- **SET TASK**
Copy out every line exactly as given.

(Stored data)
+++++

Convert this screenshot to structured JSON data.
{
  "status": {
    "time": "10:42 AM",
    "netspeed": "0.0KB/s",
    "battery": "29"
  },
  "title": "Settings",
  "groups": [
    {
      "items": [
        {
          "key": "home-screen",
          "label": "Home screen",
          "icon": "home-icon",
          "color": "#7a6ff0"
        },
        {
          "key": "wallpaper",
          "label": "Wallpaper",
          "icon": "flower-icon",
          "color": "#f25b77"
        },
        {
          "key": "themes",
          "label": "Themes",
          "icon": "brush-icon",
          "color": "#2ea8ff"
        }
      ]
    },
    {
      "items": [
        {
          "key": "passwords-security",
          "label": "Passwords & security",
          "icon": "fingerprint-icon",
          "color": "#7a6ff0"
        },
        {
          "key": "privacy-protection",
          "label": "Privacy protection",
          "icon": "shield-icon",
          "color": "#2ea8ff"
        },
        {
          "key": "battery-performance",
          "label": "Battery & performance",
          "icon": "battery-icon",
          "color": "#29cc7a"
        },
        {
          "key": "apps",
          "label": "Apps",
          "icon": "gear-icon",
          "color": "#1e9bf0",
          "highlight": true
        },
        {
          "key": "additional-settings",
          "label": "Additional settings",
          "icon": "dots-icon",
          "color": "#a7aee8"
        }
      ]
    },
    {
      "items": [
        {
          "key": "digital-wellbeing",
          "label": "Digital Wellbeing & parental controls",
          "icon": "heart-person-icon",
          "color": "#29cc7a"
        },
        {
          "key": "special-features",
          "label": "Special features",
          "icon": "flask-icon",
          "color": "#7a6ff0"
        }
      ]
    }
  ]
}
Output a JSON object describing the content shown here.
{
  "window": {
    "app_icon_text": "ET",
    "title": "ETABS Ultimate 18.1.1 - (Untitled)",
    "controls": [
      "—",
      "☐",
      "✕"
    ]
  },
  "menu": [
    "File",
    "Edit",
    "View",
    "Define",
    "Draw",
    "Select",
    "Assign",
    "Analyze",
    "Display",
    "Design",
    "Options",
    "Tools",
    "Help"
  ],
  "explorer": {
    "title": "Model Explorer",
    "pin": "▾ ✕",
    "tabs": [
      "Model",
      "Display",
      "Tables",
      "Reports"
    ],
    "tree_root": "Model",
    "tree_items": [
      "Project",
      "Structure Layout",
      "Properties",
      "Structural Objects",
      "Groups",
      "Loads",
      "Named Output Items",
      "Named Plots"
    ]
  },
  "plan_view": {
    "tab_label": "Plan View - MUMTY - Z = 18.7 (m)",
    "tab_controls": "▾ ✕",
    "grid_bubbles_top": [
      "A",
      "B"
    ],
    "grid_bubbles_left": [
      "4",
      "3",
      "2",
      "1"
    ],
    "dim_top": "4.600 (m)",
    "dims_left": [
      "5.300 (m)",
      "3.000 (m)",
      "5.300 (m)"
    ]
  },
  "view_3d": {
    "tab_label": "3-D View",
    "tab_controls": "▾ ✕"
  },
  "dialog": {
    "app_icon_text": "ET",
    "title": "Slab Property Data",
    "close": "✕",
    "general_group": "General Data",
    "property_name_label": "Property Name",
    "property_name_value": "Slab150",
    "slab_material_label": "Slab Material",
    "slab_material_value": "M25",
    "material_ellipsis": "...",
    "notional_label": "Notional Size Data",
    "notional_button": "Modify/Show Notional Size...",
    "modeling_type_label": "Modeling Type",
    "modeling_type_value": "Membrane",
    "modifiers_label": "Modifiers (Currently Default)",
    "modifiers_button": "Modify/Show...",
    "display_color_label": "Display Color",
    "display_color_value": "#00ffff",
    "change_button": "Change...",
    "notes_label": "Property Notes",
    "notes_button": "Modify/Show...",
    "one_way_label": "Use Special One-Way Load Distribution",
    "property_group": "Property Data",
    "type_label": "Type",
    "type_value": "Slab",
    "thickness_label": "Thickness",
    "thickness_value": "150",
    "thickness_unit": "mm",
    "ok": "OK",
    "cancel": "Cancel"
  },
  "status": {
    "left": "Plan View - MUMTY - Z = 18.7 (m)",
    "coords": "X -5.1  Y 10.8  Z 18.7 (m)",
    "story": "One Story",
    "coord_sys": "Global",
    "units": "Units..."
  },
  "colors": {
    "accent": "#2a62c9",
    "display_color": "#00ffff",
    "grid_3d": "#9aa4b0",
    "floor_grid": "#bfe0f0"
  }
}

+++++

- **CORRECT ANSWER**
Convert this screenshot to structured JSON data.
{
  "status": {
    "time": "10:42 AM",
    "netspeed": "0.0KB/s",
    "battery": "29"
  },
  "title": "Settings",
  "groups": [
    {
      "items": [
        {
          "key": "home-screen",
          "label": "Home screen",
          "icon": "home-icon",
          "color": "#7a6ff0"
        },
        {
          "key": "wallpaper",
          "label": "Wallpaper",
          "icon": "flower-icon",
          "color": "#f25b77"
        },
        {
          "key": "themes",
          "label": "Themes",
          "icon": "brush-icon",
          "color": "#2ea8ff"
        }
      ]
    },
    {
      "items": [
        {
          "key": "passwords-security",
          "label": "Passwords & security",
          "icon": "fingerprint-icon",
          "color": "#7a6ff0"
        },
        {
          "key": "privacy-protection",
          "label": "Privacy protection",
          "icon": "shield-icon",
          "color": "#2ea8ff"
        },
        {
          "key": "battery-performance",
          "label": "Battery & performance",
          "icon": "battery-icon",
          "color": "#29cc7a"
        },
        {
          "key": "apps",
          "label": "Apps",
          "icon": "gear-icon",
          "color": "#1e9bf0",
          "highlight": true
        },
        {
          "key": "additional-settings",
          "label": "Additional settings",
          "icon": "dots-icon",
          "color": "#a7aee8"
        }
      ]
    },
    {
      "items": [
        {
          "key": "digital-wellbeing",
          "label": "Digital Wellbeing & parental controls",
          "icon": "heart-person-icon",
          "color": "#29cc7a"
        },
        {
          "key": "special-features",
          "label": "Special features",
          "icon": "flask-icon",
          "color": "#7a6ff0"
        }
      ]
    }
  ]
}
Output a JSON object describing the content shown here.
{
  "window": {
    "app_icon_text": "ET",
    "title": "ETABS Ultimate 18.1.1 - (Untitled)",
    "controls": [
      "—",
      "☐",
      "✕"
    ]
  },
  "menu": [
    "File",
    "Edit",
    "View",
    "Define",
    "Draw",
    "Select",
    "Assign",
    "Analyze",
    "Display",
    "Design",
    "Options",
    "Tools",
    "Help"
  ],
  "explorer": {
    "title": "Model Explorer",
    "pin": "▾ ✕",
    "tabs": [
      "Model",
      "Display",
      "Tables",
      "Reports"
    ],
    "tree_root": "Model",
    "tree_items": [
      "Project",
      "Structure Layout",
      "Properties",
      "Structural Objects",
      "Groups",
      "Loads",
      "Named Output Items",
      "Named Plots"
    ]
  },
  "plan_view": {
    "tab_label": "Plan View - MUMTY - Z = 18.7 (m)",
    "tab_controls": "▾ ✕",
    "grid_bubbles_top": [
      "A",
      "B"
    ],
    "grid_bubbles_left": [
      "4",
      "3",
      "2",
      "1"
    ],
    "dim_top": "4.600 (m)",
    "dims_left": [
      "5.300 (m)",
      "3.000 (m)",
      "5.300 (m)"
    ]
  },
  "view_3d": {
    "tab_label": "3-D View",
    "tab_controls": "▾ ✕"
  },
  "dialog": {
    "app_icon_text": "ET",
    "title": "Slab Property Data",
    "close": "✕",
    "general_group": "General Data",
    "property_name_label": "Property Name",
    "property_name_value": "Slab150",
    "slab_material_label": "Slab Material",
    "slab_material_value": "M25",
    "material_ellipsis": "...",
    "notional_label": "Notional Size Data",
    "notional_button": "Modify/Show Notional Size...",
    "modeling_type_label": "Modeling Type",
    "modeling_type_value": "Membrane",
    "modifiers_label": "Modifiers (Currently Default)",
    "modifiers_button": "Modify/Show...",
    "display_color_label": "Display Color",
    "display_color_value": "#00ffff",
    "change_button": "Change...",
    "notes_label": "Property Notes",
    "notes_button": "Modify/Show...",
    "one_way_label": "Use Special One-Way Load Distribution",
    "property_group": "Property Data",
    "type_label": "Type",
    "type_value": "Slab",
    "thickness_label": "Thickness",
    "thickness_value": "150",
    "thickness_unit": "mm",
    "ok": "OK",
    "cancel": "Cancel"
  },
  "status": {
    "left": "Plan View - MUMTY - Z = 18.7 (m)",
    "coords": "X -5.1  Y 10.8  Z 18.7 (m)",
    "story": "One Story",
    "coord_sys": "Global",
    "units": "Units..."
  },
  "colors": {
    "accent": "#2a62c9",
    "display_color": "#00ffff",
    "grid_3d": "#9aa4b0",
    "floor_grid": "#bfe0f0"
  }
}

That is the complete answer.